(Goal)
Copy every entry below word for word, keeping each line and its order unchanged.

(Material)
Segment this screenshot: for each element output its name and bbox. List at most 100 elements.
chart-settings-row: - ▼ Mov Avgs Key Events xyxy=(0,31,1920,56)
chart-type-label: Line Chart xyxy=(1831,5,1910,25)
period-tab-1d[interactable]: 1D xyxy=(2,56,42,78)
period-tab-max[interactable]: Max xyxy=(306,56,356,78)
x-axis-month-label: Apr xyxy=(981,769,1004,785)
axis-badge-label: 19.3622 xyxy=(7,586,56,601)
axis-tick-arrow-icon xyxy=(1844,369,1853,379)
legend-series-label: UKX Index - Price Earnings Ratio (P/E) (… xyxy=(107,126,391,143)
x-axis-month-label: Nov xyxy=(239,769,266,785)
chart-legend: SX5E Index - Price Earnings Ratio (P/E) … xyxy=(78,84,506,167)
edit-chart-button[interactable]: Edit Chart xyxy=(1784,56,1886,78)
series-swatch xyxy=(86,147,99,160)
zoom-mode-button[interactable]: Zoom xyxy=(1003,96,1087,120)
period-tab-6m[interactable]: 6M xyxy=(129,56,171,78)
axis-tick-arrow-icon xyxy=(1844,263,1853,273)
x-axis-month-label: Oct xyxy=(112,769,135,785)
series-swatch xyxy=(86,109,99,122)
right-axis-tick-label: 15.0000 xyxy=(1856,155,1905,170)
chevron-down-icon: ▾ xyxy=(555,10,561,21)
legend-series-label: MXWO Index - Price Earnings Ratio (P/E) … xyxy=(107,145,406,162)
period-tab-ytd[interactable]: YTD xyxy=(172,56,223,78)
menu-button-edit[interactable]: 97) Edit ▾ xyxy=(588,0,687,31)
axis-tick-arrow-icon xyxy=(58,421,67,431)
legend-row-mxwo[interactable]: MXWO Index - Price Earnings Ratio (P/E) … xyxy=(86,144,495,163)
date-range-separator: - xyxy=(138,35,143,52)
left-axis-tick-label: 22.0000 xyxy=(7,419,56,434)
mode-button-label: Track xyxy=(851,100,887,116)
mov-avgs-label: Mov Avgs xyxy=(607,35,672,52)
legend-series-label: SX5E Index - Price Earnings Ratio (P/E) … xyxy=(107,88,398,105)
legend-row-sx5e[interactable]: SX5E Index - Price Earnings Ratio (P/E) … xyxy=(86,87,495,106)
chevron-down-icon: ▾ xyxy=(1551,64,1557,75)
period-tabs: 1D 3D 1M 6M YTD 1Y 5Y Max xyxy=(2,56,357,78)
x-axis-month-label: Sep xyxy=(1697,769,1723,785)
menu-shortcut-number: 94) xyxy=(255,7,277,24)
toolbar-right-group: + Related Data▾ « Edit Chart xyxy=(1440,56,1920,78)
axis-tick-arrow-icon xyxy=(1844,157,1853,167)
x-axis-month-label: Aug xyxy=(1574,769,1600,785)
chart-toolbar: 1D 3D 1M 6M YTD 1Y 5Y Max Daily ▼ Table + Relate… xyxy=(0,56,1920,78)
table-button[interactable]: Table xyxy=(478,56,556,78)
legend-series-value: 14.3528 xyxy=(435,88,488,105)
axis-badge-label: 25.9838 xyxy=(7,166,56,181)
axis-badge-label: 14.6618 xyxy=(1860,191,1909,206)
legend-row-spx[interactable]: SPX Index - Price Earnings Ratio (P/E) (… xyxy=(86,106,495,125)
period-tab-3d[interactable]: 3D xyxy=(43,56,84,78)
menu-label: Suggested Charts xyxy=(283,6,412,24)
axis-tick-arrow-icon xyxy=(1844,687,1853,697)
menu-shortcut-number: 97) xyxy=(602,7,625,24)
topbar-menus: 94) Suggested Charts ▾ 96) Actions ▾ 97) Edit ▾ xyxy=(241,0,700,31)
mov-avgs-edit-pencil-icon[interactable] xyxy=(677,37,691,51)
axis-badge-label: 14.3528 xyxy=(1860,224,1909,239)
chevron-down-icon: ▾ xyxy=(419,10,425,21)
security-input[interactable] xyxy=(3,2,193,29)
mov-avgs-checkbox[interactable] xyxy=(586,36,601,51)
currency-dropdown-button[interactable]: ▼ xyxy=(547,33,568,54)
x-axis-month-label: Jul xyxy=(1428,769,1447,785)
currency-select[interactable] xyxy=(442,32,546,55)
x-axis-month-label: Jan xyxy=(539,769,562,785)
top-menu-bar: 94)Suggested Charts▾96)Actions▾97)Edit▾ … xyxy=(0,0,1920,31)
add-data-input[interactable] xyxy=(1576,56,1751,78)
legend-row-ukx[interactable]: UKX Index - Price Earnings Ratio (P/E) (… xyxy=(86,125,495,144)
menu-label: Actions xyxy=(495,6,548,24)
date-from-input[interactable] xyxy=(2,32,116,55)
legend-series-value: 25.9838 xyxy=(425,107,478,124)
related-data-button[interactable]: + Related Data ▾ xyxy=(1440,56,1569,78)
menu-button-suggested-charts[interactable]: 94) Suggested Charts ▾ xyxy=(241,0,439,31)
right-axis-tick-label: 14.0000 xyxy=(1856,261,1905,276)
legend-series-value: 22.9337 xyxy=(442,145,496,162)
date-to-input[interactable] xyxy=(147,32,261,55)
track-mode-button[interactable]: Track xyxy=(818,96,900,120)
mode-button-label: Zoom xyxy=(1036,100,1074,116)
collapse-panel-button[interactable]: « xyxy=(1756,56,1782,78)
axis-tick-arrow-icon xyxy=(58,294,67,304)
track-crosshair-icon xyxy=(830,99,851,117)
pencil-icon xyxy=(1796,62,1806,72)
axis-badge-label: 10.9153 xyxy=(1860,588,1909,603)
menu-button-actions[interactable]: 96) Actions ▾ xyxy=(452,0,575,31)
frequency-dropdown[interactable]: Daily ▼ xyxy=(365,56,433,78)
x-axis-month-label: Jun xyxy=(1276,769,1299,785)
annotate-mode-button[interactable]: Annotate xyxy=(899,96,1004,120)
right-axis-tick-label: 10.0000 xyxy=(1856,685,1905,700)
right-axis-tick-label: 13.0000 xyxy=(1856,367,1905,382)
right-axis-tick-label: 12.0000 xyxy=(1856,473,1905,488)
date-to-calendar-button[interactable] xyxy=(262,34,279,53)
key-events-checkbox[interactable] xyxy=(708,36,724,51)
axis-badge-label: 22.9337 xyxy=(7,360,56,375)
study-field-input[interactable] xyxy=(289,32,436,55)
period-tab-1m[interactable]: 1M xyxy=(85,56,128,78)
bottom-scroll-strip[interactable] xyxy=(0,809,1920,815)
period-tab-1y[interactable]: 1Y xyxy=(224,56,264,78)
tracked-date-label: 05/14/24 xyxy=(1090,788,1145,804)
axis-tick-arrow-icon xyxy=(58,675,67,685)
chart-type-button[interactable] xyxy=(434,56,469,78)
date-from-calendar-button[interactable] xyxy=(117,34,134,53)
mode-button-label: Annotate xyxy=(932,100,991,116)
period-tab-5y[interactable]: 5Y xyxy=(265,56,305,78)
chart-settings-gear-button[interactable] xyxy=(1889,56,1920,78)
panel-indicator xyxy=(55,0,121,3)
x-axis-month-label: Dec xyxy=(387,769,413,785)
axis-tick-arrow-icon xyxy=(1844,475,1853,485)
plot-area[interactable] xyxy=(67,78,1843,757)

(Worked answer)
Segment this screenshot: for each element output its name and bbox. List at most 100 elements.
chart-settings-row: - ▼ Mov Avgs Key Events xyxy=(0,31,1920,56)
chart-type-label: Line Chart xyxy=(1831,5,1910,25)
period-tab-1d[interactable]: 1D xyxy=(2,56,42,78)
period-tab-max[interactable]: Max xyxy=(306,56,356,78)
x-axis-month-label: Apr xyxy=(981,769,1004,785)
axis-badge-label: 19.3622 xyxy=(7,586,56,601)
axis-tick-arrow-icon xyxy=(1844,369,1853,379)
legend-series-label: UKX Index - Price Earnings Ratio (P/E) (… xyxy=(107,126,391,143)
x-axis-month-label: Nov xyxy=(239,769,266,785)
chart-legend: SX5E Index - Price Earnings Ratio (P/E) … xyxy=(78,84,506,167)
edit-chart-button[interactable]: Edit Chart xyxy=(1784,56,1886,78)
series-swatch xyxy=(86,147,99,160)
zoom-mode-button[interactable]: Zoom xyxy=(1003,96,1087,120)
period-tab-6m[interactable]: 6M xyxy=(129,56,171,78)
axis-tick-arrow-icon xyxy=(1844,263,1853,273)
x-axis-month-label: Oct xyxy=(112,769,135,785)
series-swatch xyxy=(86,109,99,122)
right-axis-tick-label: 15.0000 xyxy=(1856,155,1905,170)
chevron-down-icon: ▾ xyxy=(555,10,561,21)
legend-series-label: MXWO Index - Price Earnings Ratio (P/E) … xyxy=(107,145,406,162)
period-tab-ytd[interactable]: YTD xyxy=(172,56,223,78)
menu-button-edit[interactable]: 97) Edit ▾ xyxy=(588,0,687,31)
axis-tick-arrow-icon xyxy=(58,421,67,431)
legend-row-mxwo[interactable]: MXWO Index - Price Earnings Ratio (P/E) … xyxy=(86,144,495,163)
date-range-separator: - xyxy=(138,35,143,52)
left-axis-tick-label: 22.0000 xyxy=(7,419,56,434)
mode-button-label: Track xyxy=(851,100,887,116)
mov-avgs-label: Mov Avgs xyxy=(607,35,672,52)
legend-series-label: SX5E Index - Price Earnings Ratio (P/E) … xyxy=(107,88,398,105)
legend-row-sx5e[interactable]: SX5E Index - Price Earnings Ratio (P/E) … xyxy=(86,87,495,106)
chevron-down-icon: ▾ xyxy=(1551,64,1557,75)
period-tabs: 1D 3D 1M 6M YTD 1Y 5Y Max xyxy=(2,56,357,78)
x-axis-month-label: Sep xyxy=(1697,769,1723,785)
menu-shortcut-number: 94) xyxy=(255,7,277,24)
toolbar-right-group: + Related Data▾ « Edit Chart xyxy=(1440,56,1920,78)
axis-tick-arrow-icon xyxy=(1844,157,1853,167)
x-axis-month-label: Aug xyxy=(1574,769,1600,785)
chart-toolbar: 1D 3D 1M 6M YTD 1Y 5Y Max Daily ▼ Table + Relate… xyxy=(0,56,1920,78)
table-button[interactable]: Table xyxy=(478,56,556,78)
legend-series-value: 14.3528 xyxy=(435,88,488,105)
axis-badge-label: 25.9838 xyxy=(7,166,56,181)
axis-badge-label: 14.6618 xyxy=(1860,191,1909,206)
legend-row-spx[interactable]: SPX Index - Price Earnings Ratio (P/E) (… xyxy=(86,106,495,125)
period-tab-3d[interactable]: 3D xyxy=(43,56,84,78)
menu-label: Suggested Charts xyxy=(283,6,412,24)
axis-tick-arrow-icon xyxy=(1844,687,1853,697)
menu-shortcut-number: 97) xyxy=(602,7,625,24)
topbar-menus: 94) Suggested Charts ▾ 96) Actions ▾ 97) Edit ▾ xyxy=(241,0,700,31)
mov-avgs-edit-pencil-icon[interactable] xyxy=(677,37,691,51)
axis-badge-label: 14.3528 xyxy=(1860,224,1909,239)
chevron-down-icon: ▾ xyxy=(419,10,425,21)
security-input[interactable] xyxy=(3,2,193,29)
mov-avgs-checkbox[interactable] xyxy=(586,36,601,51)
currency-dropdown-button[interactable]: ▼ xyxy=(547,33,568,54)
x-axis-month-label: Jul xyxy=(1428,769,1447,785)
currency-select[interactable] xyxy=(442,32,546,55)
x-axis-month-label: Jan xyxy=(539,769,562,785)
top-menu-bar: 94)Suggested Charts▾96)Actions▾97)Edit▾ … xyxy=(0,0,1920,31)
add-data-input[interactable] xyxy=(1576,56,1751,78)
legend-row-ukx[interactable]: UKX Index - Price Earnings Ratio (P/E) (… xyxy=(86,125,495,144)
menu-label: Actions xyxy=(495,6,548,24)
date-from-input[interactable] xyxy=(2,32,116,55)
legend-series-value: 25.9838 xyxy=(425,107,478,124)
related-data-button[interactable]: + Related Data ▾ xyxy=(1440,56,1569,78)
menu-button-suggested-charts[interactable]: 94) Suggested Charts ▾ xyxy=(241,0,439,31)
right-axis-tick-label: 14.0000 xyxy=(1856,261,1905,276)
legend-series-value: 22.9337 xyxy=(442,145,496,162)
date-to-input[interactable] xyxy=(147,32,261,55)
track-mode-button[interactable]: Track xyxy=(818,96,900,120)
mode-button-label: Zoom xyxy=(1036,100,1074,116)
collapse-panel-button[interactable]: « xyxy=(1756,56,1782,78)
axis-tick-arrow-icon xyxy=(58,294,67,304)
track-crosshair-icon xyxy=(830,99,851,117)
pencil-icon xyxy=(1796,62,1806,72)
axis-badge-label: 10.9153 xyxy=(1860,588,1909,603)
menu-button-actions[interactable]: 96) Actions ▾ xyxy=(452,0,575,31)
frequency-dropdown[interactable]: Daily ▼ xyxy=(365,56,433,78)
x-axis-month-label: Jun xyxy=(1276,769,1299,785)
annotate-mode-button[interactable]: Annotate xyxy=(899,96,1004,120)
right-axis-tick-label: 10.0000 xyxy=(1856,685,1905,700)
right-axis-tick-label: 13.0000 xyxy=(1856,367,1905,382)
right-axis-tick-label: 12.0000 xyxy=(1856,473,1905,488)
date-to-calendar-button[interactable] xyxy=(262,34,279,53)
key-events-checkbox[interactable] xyxy=(708,36,724,51)
axis-badge-label: 22.9337 xyxy=(7,360,56,375)
study-field-input[interactable] xyxy=(289,32,436,55)
period-tab-1m[interactable]: 1M xyxy=(85,56,128,78)
bottom-scroll-strip[interactable] xyxy=(0,809,1920,815)
period-tab-1y[interactable]: 1Y xyxy=(224,56,264,78)
tracked-date-label: 05/14/24 xyxy=(1090,788,1145,804)
axis-tick-arrow-icon xyxy=(58,675,67,685)
chart-type-button[interactable] xyxy=(434,56,469,78)
date-from-calendar-button[interactable] xyxy=(117,34,134,53)
mode-button-label: Annotate xyxy=(932,100,991,116)
period-tab-5y[interactable]: 5Y xyxy=(265,56,305,78)
chart-settings-gear-button[interactable] xyxy=(1889,56,1920,78)
panel-indicator xyxy=(55,0,121,3)
x-axis-month-label: Dec xyxy=(387,769,413,785)
axis-tick-arrow-icon xyxy=(1844,475,1853,485)
plot-area[interactable] xyxy=(67,78,1843,757)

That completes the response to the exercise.